- **Written request 1**: Reproduce every line of the records that come after the forum thread below, word for word, and leave the pictures out.

- **Selected text**:
# Negotiating commission with brokers - SMSF



## Garpal Gumnut (25 April 2007)

Does anyone have any experience with negotiating commission with brokers.

I run a SMSF, 90% exposed to asx shares which I am planning to turn into cash quite soon.

As a SMSF the brokerage on trades is quite punitive, even through "discount brokers".

Garpal


----------



## ta2693 (25 April 2007)

I do not. But I am very interested to know the result of your negotiation. Please let us know what discount did you get. Thanks.


----------



## Julia (26 April 2007)

Garpal Gumnut said:


> Does anyone have any experience with negotiating commission with brokers.
> 
> I run a SMSF, 90% exposed to asx shares which I am planning to turn into cash quite soon.
> 
> ...




On what basis are you intending to try to negotiate?   i.e. for a negotiation to occur you have to have something to offer!


----------



## Garpal Gumnut (26 April 2007)

Julia said:


> On what basis are you intending to try to negotiate?   i.e. for a negotiation to occur you have to have something to offer!




Dear Julia,

I know what I mean when I negotiate the cost of a service with another person.

What is your definition so that I may assist you.

I suppose a larger parcel of shares worth more in commission for the broker than my normal transaction brokerage is what I mean. Does this help?

Garpal


----------



## tech/a (26 April 2007)

Garpel.

Unfortunately they are interested in turn over.
If your trading often say 50 trades a month over 30K a trade then they may be interested.

In the overall picture though Id have thought that longerterm SMSF holding would have commissions pale in significance to returns.


----------



## Garpal Gumnut (26 April 2007)

tech/a said:


> Garpel.
> 
> Unfortunately they are interested in turn over.
> If your trading often say 50 trades a month over 30K a trade then they may be interested.
> ...




Thanks Tech

That puts it nicely in context. They are after turnover and not in amount of single portfolio sale. 

Agree re commissions, but ancestors from Cavan, a county in Ireland poor and godforsaken with people more mean than the dourest skinflint Scot. 

I'll see what I can negotiate and let the forum know.

Garpal


----------



## Julia (26 April 2007)

Garpal Gumnut said:


> Dear Julia,
> 
> I know what I mean when I negotiate the cost of a service with another person.
> 
> ...




I imagined that was what you meant and, as Tech has pointed out, that's probably fairly unlikely to mean too much to them.  Good on yer for trying though.  Your ancestors would be proud.

Good luck.


----------



## yonnie (13 July 2007)

join Interactive Brokers for a good deal.

0.8% over order value with a minimum of $6 per trade.


----------

- **Supplied data**:
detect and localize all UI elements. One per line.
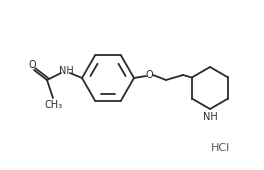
Text: O: O xyxy=(145,70,153,80)
Text: O: O xyxy=(28,60,36,70)
Text: HCl: HCl xyxy=(210,143,230,153)
Text: CH₃: CH₃ xyxy=(45,100,63,110)
Text: NH: NH xyxy=(203,112,217,122)
Text: NH: NH xyxy=(59,66,73,76)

- **Written request 2**: In the forum thread about negotiating broker commission, what fee does the post recommending Interactive Brokers give?

- **Exercise response 1**:
detect and localize all UI elements. One per line.
Text: O: O xyxy=(145,70,153,80)
Text: O: O xyxy=(28,60,36,70)
Text: HCl: HCl xyxy=(210,143,230,153)
Text: CH₃: CH₃ xyxy=(45,100,63,110)
Text: NH: NH xyxy=(203,112,217,122)
Text: NH: NH xyxy=(59,66,73,76)

- **Exercise response 2**: 0.8% over order value with a minimum of $6 per trade.